* [Source data]
---

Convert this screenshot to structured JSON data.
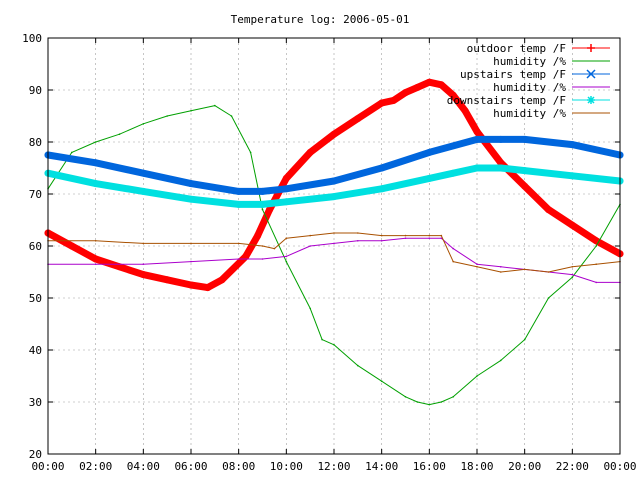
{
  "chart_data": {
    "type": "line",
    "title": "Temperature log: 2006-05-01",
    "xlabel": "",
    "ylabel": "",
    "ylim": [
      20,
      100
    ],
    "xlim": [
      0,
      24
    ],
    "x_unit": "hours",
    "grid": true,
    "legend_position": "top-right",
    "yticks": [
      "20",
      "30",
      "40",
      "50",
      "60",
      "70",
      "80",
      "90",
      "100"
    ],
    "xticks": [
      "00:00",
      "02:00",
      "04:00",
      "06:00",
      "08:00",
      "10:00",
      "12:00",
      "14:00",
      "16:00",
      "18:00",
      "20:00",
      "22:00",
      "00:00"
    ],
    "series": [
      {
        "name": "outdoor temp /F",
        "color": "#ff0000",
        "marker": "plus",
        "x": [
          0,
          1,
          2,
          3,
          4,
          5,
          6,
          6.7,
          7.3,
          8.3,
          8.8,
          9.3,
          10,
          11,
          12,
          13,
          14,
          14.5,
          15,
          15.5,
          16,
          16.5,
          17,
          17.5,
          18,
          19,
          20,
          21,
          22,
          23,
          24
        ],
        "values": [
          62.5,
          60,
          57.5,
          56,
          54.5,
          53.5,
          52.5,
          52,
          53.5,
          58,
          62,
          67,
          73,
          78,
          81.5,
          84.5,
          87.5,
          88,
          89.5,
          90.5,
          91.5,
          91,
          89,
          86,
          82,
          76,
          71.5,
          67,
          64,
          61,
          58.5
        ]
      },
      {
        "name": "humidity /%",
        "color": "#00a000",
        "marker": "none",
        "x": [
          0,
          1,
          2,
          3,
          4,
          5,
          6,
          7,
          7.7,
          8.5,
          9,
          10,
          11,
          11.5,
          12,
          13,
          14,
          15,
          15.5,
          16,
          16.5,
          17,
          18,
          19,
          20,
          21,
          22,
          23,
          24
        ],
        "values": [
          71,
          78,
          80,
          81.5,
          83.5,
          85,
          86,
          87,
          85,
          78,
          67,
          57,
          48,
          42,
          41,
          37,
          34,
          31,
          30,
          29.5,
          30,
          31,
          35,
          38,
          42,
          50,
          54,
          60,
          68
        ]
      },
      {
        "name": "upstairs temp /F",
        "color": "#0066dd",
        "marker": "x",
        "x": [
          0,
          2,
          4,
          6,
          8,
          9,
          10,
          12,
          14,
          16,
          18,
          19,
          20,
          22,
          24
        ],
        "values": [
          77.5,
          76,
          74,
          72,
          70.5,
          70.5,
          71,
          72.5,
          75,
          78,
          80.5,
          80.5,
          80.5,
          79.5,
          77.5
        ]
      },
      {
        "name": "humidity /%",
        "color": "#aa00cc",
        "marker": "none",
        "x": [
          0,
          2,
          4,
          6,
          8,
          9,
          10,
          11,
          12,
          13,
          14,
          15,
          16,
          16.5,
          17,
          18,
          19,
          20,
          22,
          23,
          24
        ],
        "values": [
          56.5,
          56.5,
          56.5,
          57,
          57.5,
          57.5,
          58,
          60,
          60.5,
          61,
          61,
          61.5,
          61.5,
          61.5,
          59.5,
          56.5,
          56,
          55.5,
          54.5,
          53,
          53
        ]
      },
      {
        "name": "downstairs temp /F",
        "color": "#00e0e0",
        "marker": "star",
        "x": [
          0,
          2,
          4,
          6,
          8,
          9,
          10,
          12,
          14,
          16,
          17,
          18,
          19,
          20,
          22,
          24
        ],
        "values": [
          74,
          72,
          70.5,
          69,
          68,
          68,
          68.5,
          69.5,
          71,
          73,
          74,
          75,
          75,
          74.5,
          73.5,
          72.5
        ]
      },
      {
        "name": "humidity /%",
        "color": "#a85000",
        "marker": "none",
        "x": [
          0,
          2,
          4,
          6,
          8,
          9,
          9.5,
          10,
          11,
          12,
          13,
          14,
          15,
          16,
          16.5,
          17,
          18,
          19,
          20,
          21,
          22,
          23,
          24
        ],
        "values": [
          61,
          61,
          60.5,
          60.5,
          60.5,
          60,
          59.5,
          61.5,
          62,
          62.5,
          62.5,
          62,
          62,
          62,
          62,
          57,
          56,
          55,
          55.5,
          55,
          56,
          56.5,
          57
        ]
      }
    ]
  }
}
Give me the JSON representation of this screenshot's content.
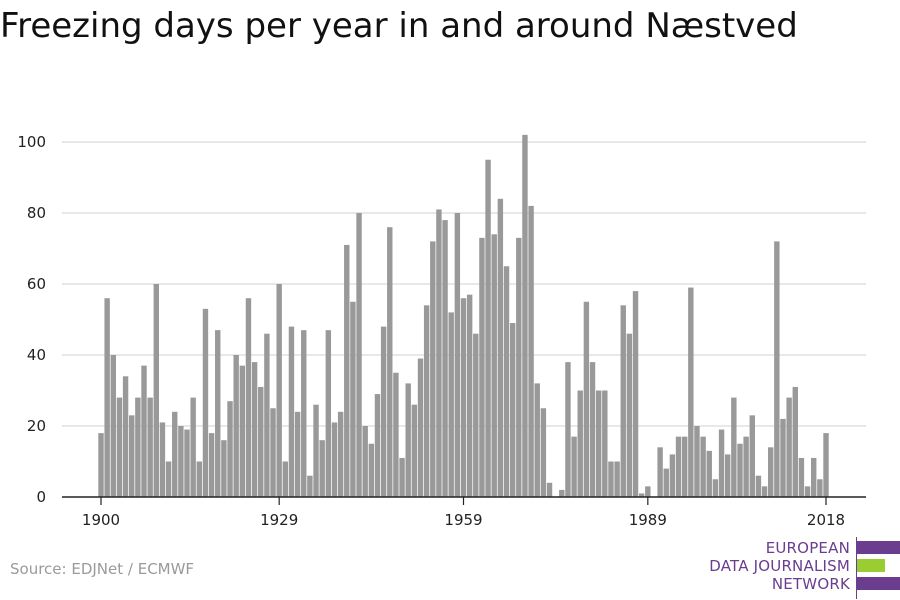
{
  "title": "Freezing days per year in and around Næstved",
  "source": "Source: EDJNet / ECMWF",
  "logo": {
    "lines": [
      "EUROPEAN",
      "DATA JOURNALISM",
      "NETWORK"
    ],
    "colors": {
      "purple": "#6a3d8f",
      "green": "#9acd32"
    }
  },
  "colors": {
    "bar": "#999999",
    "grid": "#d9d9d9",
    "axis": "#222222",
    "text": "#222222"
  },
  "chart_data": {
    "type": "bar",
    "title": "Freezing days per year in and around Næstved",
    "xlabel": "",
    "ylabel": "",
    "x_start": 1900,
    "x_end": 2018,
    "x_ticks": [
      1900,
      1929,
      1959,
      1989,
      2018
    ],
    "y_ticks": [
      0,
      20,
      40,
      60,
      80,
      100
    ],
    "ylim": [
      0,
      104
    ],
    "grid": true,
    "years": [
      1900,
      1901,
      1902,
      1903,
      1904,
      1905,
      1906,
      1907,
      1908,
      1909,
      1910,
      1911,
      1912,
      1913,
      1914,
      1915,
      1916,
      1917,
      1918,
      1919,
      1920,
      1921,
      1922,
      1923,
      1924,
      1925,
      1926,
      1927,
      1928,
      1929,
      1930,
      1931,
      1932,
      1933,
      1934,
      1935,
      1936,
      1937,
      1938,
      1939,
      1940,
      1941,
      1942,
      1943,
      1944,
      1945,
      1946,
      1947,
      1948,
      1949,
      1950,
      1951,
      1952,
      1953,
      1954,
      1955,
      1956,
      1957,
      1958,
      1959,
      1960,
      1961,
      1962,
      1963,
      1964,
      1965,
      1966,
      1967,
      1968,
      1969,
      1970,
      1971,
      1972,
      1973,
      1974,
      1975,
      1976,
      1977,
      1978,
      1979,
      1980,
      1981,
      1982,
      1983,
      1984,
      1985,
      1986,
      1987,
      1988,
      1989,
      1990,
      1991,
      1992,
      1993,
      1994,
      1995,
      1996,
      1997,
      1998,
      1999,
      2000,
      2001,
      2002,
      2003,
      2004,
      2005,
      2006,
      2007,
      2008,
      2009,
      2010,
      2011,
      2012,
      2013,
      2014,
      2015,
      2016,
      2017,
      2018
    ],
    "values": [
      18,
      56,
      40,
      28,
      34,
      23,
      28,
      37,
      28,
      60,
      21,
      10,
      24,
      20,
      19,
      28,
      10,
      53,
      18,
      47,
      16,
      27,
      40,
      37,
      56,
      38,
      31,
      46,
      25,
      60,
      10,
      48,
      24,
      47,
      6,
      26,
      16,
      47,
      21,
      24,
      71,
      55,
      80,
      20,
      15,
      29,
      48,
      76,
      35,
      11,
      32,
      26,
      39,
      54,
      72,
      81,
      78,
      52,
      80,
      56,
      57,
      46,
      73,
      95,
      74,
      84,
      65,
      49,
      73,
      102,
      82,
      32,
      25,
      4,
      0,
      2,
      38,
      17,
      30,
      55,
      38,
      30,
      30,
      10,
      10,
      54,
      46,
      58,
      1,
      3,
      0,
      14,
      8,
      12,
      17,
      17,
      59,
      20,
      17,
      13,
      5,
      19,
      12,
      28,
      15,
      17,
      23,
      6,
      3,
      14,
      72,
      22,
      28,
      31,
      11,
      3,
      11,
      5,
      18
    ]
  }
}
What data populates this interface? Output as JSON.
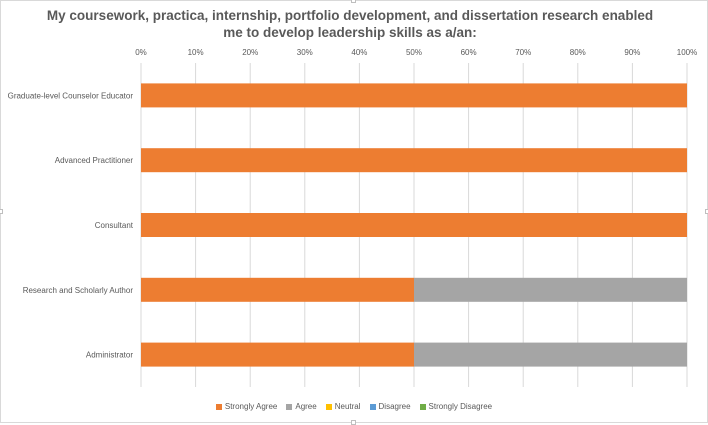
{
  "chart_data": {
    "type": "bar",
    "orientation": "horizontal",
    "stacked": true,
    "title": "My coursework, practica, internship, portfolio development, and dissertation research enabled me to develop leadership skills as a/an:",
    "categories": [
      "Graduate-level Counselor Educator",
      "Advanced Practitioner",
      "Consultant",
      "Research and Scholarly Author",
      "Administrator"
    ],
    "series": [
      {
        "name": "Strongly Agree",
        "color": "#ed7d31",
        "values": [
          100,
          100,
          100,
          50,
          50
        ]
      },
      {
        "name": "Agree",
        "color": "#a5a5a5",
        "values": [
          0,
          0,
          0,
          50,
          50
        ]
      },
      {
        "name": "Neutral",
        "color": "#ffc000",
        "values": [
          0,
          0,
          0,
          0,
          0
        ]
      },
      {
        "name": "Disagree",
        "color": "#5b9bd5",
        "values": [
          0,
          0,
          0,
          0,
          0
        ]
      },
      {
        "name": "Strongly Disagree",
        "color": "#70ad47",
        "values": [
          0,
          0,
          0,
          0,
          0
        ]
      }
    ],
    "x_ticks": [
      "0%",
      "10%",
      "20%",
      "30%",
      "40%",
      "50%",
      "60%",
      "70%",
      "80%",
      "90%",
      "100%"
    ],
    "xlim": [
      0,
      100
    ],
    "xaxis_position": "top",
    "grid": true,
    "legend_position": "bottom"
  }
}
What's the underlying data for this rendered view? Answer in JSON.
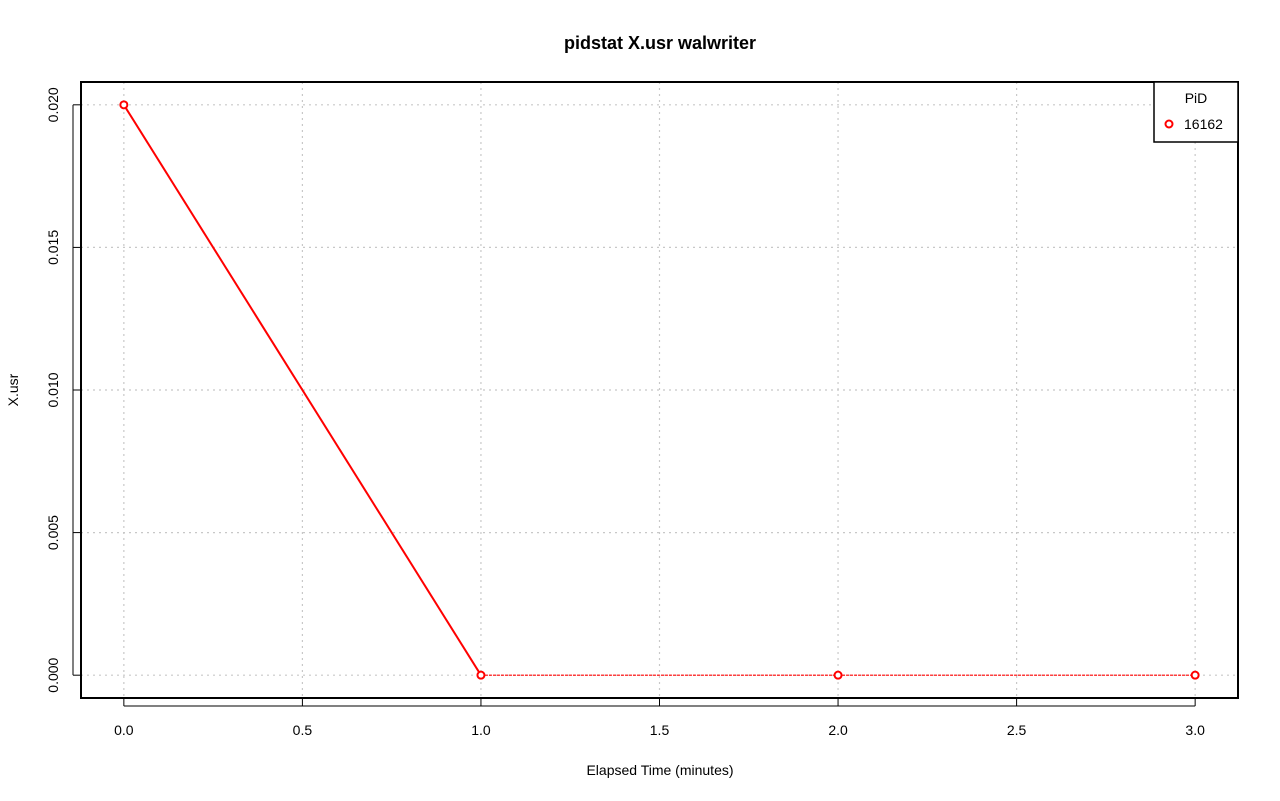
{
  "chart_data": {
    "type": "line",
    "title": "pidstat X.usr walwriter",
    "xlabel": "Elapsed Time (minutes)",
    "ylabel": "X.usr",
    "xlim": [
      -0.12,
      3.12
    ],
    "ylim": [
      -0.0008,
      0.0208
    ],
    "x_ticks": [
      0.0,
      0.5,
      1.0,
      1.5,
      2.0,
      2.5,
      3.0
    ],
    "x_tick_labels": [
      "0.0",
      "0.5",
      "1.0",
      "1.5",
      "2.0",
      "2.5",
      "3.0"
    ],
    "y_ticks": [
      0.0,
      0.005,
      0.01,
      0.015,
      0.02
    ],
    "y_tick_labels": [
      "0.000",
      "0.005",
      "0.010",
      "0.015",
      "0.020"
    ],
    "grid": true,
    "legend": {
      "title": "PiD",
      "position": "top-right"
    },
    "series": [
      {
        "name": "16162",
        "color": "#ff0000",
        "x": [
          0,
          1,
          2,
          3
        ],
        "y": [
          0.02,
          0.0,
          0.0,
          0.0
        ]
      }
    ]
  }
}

---

Check each line above for "Strongly" and return the ones that have it.

        "name": "Strongly Agree",
        "name": "Strongly Disagree",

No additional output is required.